- [Raw records]:

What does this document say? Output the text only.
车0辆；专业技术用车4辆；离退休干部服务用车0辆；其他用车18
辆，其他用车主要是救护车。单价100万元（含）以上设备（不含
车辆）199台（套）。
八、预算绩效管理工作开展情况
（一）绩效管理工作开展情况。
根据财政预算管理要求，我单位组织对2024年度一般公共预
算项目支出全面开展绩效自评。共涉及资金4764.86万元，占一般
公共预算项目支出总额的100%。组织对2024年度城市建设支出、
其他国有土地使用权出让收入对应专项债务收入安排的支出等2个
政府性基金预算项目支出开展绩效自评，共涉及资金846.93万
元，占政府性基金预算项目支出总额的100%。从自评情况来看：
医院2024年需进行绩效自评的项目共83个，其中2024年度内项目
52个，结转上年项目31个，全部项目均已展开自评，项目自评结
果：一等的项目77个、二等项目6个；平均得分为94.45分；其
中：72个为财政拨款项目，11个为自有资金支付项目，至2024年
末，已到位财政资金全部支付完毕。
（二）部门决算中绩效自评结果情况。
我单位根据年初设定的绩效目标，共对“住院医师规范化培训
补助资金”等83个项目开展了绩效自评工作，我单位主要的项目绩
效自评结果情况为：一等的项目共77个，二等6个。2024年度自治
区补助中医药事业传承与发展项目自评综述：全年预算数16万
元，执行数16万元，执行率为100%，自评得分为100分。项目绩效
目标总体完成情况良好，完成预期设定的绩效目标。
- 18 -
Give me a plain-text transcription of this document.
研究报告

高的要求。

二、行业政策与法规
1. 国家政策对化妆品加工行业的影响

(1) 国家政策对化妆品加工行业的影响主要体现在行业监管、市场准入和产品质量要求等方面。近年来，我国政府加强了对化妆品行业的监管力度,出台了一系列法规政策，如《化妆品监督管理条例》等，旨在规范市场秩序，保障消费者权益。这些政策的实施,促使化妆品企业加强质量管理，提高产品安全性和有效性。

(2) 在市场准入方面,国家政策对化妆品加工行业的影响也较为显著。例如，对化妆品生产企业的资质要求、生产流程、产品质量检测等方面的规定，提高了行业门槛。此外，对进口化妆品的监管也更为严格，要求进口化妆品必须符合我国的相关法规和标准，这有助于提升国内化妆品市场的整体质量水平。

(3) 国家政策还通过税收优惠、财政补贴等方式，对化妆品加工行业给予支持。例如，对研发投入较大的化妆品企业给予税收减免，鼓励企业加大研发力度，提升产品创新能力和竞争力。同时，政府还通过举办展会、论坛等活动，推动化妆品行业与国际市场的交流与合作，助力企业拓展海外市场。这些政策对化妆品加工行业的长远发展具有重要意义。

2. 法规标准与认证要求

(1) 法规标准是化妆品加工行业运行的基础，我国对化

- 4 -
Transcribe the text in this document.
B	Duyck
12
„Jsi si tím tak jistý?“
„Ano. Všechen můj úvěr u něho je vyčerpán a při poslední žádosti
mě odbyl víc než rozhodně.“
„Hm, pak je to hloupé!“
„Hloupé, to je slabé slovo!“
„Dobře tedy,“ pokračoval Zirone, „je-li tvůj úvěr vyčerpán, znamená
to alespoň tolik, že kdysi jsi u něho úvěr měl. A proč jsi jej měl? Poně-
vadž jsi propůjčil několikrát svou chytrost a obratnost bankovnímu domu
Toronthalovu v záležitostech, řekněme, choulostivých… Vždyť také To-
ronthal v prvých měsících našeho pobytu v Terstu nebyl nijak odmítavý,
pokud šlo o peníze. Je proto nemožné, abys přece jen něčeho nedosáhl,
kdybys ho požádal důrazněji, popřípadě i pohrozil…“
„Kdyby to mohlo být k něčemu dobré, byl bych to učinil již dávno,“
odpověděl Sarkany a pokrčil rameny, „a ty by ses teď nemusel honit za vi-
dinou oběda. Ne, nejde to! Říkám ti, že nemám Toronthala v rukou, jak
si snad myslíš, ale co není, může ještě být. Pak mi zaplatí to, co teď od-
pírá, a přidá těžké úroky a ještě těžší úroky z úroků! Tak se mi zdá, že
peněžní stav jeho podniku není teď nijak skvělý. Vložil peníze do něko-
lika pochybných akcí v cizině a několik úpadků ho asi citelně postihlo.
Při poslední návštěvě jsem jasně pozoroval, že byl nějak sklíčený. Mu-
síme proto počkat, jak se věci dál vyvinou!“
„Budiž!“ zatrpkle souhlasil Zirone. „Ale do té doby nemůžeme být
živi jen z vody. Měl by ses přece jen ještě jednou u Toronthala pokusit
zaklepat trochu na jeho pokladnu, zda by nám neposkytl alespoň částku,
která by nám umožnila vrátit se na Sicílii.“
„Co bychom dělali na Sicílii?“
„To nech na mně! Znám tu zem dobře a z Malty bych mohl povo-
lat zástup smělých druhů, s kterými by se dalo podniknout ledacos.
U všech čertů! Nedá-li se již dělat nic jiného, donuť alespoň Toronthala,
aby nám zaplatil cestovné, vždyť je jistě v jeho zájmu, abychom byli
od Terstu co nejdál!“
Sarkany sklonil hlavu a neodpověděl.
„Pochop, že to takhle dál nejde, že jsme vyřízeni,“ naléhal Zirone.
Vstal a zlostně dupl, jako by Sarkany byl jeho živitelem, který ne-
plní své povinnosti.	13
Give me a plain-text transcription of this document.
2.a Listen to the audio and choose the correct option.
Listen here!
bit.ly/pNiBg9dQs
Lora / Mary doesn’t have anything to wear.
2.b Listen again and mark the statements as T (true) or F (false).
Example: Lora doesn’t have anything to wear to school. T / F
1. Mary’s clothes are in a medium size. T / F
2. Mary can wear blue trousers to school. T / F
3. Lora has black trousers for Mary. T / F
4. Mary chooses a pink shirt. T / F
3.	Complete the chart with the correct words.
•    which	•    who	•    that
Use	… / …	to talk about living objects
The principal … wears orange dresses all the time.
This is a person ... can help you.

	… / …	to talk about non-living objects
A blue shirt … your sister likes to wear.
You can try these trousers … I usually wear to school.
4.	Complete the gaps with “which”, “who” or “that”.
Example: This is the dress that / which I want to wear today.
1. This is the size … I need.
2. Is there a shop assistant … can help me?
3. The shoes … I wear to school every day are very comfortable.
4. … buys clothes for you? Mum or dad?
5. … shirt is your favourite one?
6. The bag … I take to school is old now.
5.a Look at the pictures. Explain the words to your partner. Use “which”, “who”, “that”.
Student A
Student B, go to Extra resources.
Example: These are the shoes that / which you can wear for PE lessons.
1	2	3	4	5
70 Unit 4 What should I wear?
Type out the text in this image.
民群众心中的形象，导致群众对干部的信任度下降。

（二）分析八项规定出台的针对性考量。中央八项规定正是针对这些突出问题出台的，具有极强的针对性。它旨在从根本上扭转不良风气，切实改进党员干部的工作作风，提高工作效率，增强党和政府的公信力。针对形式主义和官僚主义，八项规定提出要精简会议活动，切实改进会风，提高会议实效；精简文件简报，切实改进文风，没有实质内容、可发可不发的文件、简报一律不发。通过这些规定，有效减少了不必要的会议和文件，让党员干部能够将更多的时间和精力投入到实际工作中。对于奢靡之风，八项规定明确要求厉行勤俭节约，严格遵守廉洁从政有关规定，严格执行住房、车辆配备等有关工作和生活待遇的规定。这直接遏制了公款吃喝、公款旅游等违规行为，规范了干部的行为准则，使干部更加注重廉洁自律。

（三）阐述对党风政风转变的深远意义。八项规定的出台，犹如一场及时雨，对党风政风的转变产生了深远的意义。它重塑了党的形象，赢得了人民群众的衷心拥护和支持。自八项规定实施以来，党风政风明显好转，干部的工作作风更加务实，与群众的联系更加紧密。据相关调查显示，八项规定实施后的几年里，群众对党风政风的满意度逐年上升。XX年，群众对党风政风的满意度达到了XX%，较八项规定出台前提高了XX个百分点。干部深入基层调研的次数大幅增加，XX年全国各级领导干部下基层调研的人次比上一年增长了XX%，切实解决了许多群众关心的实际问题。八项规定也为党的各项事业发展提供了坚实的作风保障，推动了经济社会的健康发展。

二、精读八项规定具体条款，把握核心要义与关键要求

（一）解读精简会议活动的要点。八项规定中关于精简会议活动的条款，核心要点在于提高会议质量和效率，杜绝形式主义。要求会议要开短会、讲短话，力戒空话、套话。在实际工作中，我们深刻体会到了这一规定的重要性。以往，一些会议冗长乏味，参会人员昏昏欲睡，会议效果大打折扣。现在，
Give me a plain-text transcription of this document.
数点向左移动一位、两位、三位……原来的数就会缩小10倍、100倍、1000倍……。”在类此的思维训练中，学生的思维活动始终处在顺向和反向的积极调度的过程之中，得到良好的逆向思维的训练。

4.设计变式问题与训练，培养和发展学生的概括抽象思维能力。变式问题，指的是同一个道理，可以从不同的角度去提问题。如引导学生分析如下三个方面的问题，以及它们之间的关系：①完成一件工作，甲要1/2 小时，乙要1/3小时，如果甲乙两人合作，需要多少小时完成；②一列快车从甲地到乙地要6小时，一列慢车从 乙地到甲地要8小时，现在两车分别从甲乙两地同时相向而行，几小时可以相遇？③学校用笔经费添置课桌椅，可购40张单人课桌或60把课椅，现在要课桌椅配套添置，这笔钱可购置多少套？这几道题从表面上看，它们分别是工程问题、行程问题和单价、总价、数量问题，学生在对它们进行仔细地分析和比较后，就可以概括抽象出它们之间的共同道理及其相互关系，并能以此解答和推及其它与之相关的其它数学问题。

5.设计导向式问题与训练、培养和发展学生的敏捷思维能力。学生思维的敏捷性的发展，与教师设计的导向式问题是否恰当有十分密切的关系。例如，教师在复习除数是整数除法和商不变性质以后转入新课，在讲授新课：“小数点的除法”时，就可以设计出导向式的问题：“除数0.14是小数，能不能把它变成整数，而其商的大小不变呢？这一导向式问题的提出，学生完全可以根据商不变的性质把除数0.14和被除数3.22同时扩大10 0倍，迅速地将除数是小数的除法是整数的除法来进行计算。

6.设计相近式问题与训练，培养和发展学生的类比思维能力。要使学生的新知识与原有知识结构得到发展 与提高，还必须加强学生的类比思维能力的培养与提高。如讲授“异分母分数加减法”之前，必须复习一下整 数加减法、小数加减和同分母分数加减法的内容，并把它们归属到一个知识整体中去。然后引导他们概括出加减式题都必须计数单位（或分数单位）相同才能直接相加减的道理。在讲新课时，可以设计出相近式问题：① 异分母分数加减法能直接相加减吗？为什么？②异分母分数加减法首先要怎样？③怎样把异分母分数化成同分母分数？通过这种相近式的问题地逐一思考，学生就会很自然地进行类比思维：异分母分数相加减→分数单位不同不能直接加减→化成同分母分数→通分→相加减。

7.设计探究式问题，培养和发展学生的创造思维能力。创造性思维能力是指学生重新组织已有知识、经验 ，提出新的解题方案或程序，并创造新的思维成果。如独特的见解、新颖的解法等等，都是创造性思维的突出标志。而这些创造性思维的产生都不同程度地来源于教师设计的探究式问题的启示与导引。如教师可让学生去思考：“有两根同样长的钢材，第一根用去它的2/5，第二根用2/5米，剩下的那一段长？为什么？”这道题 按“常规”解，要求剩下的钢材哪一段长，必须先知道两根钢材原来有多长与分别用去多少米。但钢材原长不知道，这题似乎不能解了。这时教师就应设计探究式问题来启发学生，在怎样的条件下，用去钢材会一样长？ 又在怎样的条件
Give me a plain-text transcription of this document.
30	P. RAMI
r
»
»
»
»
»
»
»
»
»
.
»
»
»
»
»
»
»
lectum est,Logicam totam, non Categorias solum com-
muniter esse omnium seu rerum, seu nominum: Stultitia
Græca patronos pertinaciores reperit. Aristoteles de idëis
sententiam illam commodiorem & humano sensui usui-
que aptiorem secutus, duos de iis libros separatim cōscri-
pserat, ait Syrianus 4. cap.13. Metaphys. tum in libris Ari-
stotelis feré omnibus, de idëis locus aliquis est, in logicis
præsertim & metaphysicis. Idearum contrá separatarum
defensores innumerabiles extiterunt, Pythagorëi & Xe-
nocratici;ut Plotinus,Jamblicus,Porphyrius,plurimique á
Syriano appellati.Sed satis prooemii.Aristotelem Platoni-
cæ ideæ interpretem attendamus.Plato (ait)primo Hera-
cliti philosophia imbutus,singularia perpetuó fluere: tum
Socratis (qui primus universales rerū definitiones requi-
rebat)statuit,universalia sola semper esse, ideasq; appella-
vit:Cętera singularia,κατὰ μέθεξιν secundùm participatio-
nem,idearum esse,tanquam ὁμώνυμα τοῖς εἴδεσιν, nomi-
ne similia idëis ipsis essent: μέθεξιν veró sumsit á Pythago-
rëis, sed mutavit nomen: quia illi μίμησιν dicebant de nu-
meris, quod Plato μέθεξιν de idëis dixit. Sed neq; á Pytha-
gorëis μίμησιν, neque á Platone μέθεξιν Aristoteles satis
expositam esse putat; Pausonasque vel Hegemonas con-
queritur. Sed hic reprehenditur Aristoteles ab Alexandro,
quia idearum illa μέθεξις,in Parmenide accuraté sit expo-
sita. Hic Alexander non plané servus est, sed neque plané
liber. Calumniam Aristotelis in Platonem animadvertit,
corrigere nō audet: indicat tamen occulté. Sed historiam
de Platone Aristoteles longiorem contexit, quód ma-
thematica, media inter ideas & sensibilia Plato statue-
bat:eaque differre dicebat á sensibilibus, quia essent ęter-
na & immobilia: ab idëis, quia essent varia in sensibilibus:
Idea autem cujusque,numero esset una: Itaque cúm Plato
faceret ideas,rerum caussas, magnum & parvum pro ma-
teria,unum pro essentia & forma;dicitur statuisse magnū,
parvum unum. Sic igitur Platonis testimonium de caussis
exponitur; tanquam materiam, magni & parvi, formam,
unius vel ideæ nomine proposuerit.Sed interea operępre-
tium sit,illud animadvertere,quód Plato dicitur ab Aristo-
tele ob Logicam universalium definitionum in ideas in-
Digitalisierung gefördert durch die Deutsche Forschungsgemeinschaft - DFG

- [Aim]: Search the lines for "help". Copy each line that has it.

- [Written reply]:
This is a person ... can help you.
2. Is there a shop assistant … can help me?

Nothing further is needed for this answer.